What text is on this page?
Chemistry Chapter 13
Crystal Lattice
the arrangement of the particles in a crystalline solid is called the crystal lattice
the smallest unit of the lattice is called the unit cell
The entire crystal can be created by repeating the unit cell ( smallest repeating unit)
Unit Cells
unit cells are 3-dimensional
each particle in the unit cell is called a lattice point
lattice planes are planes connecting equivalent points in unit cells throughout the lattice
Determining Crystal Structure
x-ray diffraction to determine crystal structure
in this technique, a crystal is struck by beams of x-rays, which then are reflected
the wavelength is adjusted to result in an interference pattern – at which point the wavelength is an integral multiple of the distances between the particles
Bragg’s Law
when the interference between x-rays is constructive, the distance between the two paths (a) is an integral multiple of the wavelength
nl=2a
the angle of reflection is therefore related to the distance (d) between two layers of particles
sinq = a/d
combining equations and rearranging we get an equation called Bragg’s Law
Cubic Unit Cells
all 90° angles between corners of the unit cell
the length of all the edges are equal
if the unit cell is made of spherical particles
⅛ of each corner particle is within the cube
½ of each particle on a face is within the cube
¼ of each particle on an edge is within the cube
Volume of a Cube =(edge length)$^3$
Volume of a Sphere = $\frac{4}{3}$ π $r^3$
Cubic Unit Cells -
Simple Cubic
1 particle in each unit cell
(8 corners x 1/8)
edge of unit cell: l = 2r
....
**PROBLEM DESCRIPTION:** Every line above with the string "within" in it should be copied into the answer.

**EXPECTED ANSWER:**
⅛ of each corner particle is within the cube
½ of each particle on a face is within the cube
¼ of each particle on an edge is within the cube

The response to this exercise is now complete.